§ **Your objective**:
Note each line where "JSON" appears, and copy it.

§ **Input data**:

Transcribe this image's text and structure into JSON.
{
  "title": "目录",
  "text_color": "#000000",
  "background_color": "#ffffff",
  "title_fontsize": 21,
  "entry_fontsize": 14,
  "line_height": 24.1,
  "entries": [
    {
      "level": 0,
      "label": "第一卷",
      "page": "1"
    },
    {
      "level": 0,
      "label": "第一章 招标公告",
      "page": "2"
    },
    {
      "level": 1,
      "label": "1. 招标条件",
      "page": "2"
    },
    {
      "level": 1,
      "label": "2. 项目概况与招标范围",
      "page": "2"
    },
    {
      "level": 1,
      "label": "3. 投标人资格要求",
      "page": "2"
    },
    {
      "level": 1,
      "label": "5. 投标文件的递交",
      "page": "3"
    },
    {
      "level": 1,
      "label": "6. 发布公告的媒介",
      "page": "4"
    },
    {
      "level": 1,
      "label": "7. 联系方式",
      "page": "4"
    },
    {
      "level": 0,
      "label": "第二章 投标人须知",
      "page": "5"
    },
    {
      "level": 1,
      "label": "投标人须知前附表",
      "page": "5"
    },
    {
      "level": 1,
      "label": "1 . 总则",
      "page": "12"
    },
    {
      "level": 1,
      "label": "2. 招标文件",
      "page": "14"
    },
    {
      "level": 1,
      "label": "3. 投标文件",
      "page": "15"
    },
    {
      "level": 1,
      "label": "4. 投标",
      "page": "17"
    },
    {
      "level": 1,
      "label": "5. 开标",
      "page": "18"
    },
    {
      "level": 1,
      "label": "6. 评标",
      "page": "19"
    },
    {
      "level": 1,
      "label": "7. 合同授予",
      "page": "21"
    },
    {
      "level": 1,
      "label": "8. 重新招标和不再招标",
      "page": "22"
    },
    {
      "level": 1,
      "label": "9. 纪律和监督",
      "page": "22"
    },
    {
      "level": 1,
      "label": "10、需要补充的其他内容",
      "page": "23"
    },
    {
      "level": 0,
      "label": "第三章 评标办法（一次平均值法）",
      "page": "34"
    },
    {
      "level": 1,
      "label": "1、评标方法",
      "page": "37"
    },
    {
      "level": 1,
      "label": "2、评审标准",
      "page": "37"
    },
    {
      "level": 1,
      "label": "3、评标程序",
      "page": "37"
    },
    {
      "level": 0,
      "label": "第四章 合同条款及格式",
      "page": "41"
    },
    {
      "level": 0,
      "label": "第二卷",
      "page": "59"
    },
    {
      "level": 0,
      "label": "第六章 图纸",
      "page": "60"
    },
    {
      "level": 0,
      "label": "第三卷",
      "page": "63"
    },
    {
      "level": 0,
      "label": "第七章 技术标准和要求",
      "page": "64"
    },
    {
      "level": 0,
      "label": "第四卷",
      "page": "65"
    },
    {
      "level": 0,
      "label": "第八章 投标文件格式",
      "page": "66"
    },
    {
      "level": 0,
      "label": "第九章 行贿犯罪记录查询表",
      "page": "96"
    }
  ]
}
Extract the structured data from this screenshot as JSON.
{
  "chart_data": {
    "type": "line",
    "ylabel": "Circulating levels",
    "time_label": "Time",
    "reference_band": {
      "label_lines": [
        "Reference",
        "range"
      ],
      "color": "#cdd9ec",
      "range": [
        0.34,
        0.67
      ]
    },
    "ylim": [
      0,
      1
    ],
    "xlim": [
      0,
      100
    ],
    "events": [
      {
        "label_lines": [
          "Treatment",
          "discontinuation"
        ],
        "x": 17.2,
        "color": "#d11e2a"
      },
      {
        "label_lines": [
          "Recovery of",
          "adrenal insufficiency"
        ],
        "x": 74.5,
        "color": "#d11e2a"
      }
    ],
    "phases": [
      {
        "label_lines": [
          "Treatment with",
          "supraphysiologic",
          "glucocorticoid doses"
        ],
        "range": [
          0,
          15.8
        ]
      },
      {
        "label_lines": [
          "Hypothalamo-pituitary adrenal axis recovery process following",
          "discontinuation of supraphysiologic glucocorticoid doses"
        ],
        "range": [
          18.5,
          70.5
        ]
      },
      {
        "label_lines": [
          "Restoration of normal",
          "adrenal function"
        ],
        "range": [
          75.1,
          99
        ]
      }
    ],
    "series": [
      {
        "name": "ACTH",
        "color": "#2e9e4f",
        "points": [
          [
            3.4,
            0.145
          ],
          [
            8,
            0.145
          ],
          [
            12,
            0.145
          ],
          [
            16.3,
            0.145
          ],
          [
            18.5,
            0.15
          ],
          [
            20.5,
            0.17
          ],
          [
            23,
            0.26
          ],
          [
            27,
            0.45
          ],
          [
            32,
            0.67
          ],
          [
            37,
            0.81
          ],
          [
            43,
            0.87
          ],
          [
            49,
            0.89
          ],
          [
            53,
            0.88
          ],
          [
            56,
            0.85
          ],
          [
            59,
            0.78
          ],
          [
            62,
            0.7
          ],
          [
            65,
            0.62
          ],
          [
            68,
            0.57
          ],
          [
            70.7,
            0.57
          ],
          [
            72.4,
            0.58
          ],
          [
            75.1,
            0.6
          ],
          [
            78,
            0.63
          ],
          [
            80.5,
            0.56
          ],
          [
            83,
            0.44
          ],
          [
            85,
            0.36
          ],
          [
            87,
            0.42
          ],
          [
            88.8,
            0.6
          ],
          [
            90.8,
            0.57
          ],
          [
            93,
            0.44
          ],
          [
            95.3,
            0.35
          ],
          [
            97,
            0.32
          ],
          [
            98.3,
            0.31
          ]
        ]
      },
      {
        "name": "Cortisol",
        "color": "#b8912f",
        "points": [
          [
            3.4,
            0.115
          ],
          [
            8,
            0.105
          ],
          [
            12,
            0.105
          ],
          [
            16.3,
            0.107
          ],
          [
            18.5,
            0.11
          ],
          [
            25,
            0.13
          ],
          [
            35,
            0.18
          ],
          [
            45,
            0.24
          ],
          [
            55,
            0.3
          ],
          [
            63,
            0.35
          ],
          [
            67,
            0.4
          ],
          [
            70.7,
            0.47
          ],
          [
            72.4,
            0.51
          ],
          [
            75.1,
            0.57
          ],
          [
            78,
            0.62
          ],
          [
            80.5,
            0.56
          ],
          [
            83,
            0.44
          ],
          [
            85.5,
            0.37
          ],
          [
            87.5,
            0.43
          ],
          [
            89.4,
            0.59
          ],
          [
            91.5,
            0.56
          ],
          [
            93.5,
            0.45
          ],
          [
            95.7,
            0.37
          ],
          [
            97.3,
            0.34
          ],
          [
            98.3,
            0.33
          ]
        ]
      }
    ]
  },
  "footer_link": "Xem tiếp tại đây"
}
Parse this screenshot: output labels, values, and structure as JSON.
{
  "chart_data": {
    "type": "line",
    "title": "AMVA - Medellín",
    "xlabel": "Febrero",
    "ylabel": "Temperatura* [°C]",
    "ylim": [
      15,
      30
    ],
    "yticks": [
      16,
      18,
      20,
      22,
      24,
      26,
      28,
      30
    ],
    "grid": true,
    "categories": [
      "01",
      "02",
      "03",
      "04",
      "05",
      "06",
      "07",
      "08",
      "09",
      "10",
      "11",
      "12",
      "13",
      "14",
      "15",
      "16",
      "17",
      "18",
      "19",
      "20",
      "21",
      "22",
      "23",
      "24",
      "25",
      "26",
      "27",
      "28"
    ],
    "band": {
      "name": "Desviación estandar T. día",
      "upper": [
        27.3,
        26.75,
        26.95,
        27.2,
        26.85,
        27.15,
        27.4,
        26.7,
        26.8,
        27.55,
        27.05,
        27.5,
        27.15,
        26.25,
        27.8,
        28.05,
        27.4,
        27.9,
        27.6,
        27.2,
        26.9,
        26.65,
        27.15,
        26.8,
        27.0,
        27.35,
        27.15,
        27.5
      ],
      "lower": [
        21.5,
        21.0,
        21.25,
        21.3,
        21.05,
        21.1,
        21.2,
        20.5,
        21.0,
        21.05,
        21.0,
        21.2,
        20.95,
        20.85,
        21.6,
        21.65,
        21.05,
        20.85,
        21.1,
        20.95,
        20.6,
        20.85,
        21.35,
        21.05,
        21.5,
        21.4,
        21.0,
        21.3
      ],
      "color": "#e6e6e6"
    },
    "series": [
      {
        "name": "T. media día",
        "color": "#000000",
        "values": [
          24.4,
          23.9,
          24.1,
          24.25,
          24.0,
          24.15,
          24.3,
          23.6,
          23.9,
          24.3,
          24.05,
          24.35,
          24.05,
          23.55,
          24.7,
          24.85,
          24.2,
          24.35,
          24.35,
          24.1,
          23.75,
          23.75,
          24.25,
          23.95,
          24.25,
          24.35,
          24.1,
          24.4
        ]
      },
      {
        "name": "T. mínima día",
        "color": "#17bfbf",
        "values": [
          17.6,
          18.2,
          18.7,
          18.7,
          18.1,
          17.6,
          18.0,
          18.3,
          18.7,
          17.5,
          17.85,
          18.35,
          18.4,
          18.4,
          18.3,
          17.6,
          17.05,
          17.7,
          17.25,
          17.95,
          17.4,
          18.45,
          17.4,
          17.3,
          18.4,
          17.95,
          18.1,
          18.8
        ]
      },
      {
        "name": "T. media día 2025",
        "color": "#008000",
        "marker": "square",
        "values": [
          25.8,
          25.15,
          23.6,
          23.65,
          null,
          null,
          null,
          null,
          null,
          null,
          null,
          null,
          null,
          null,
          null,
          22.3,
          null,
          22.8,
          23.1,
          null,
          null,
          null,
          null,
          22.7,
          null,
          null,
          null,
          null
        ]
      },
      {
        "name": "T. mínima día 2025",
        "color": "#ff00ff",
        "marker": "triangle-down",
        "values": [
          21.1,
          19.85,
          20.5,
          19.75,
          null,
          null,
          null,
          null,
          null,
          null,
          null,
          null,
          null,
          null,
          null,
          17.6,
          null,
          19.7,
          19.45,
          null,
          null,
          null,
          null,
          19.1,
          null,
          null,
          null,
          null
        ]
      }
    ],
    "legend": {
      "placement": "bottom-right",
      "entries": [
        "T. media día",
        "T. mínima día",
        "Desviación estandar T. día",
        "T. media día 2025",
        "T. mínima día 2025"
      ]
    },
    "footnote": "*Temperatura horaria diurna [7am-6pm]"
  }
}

§ **Response to the task**:
Transcribe this image's text and structure into JSON.
Extract the structured data from this screenshot as JSON.
Parse this screenshot: output labels, values, and structure as JSON.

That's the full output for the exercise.